• _Direction_: Each line containing the word "face" must be reported.

• _Entries shown_:
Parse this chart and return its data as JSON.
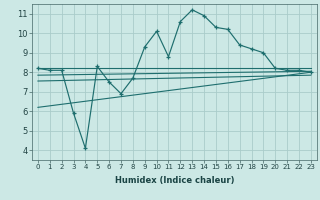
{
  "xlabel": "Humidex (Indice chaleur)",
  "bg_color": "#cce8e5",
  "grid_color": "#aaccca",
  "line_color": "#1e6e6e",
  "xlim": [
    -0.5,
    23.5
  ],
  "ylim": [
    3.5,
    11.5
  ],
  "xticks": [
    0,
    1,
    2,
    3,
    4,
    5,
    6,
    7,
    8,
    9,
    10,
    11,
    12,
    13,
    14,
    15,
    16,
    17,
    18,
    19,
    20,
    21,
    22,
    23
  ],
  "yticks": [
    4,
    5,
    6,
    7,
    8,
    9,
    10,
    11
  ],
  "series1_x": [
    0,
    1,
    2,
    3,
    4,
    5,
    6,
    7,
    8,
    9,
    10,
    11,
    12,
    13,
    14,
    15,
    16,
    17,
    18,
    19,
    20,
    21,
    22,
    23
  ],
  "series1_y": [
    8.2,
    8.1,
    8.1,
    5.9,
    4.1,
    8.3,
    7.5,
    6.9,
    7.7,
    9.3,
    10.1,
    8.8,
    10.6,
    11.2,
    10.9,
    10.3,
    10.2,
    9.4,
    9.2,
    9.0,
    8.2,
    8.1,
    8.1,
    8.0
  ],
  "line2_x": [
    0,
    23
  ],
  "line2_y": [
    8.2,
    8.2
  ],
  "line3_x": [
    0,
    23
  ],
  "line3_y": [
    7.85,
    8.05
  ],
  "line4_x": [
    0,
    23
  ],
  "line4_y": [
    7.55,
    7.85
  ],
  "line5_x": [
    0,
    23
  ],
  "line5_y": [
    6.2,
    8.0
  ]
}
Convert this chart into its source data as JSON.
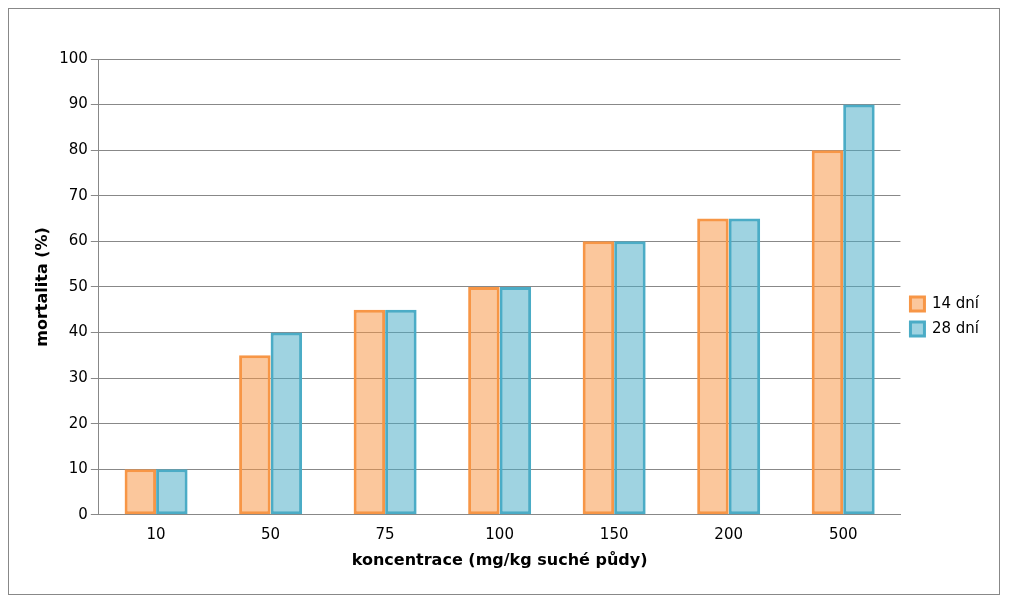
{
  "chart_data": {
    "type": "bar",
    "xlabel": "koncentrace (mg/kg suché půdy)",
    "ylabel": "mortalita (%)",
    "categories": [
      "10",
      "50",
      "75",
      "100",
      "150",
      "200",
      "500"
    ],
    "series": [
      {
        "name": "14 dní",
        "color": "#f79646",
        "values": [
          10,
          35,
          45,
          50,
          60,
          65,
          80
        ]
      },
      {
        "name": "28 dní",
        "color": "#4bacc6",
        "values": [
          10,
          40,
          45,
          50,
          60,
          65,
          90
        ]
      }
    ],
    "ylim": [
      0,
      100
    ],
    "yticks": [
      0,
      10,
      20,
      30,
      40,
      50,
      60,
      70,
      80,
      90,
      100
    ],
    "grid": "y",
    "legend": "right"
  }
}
---
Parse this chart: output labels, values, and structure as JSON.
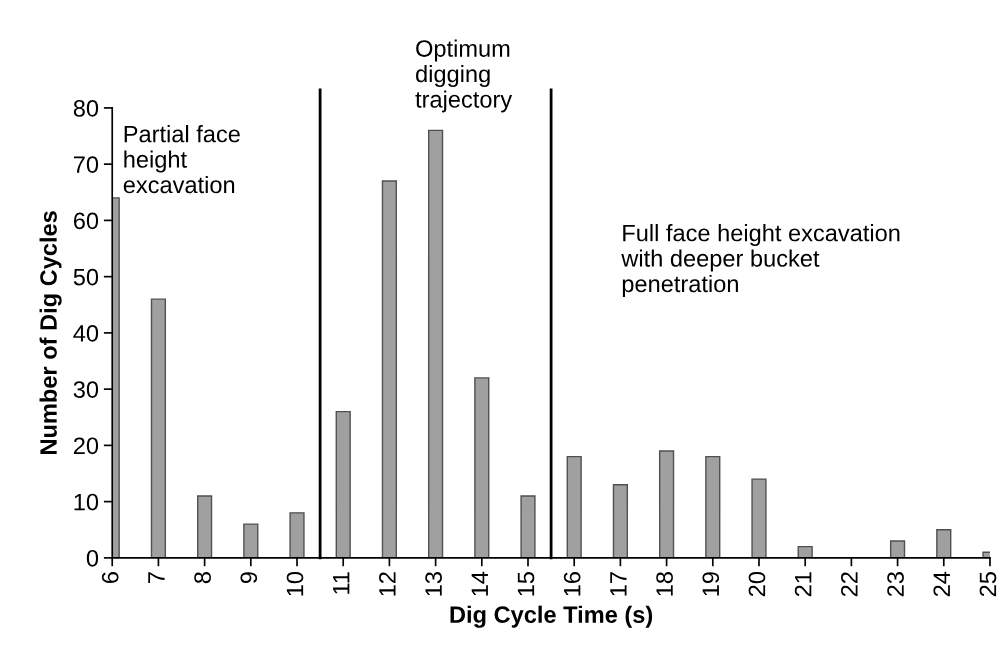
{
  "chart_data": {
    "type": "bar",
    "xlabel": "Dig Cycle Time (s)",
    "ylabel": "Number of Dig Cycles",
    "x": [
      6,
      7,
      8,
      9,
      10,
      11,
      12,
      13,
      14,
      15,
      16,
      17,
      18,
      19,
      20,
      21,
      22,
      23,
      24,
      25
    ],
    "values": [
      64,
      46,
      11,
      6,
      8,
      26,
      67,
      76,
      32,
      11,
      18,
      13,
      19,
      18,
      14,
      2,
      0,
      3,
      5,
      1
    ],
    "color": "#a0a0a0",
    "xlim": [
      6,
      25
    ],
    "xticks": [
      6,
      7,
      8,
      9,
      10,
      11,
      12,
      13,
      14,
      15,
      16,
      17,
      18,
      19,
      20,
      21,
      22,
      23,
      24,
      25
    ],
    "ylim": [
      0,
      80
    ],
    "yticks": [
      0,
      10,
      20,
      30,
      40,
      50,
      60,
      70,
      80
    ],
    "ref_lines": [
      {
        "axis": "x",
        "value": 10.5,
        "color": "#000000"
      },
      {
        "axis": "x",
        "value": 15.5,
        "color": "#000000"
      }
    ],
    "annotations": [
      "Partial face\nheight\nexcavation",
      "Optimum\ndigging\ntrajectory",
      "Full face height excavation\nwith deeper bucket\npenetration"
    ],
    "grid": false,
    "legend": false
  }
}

• _Result of the exercise_:
      "Partial face\nheight\nexcavation",
      "Full face height excavation\nwith deeper bucket\npenetration"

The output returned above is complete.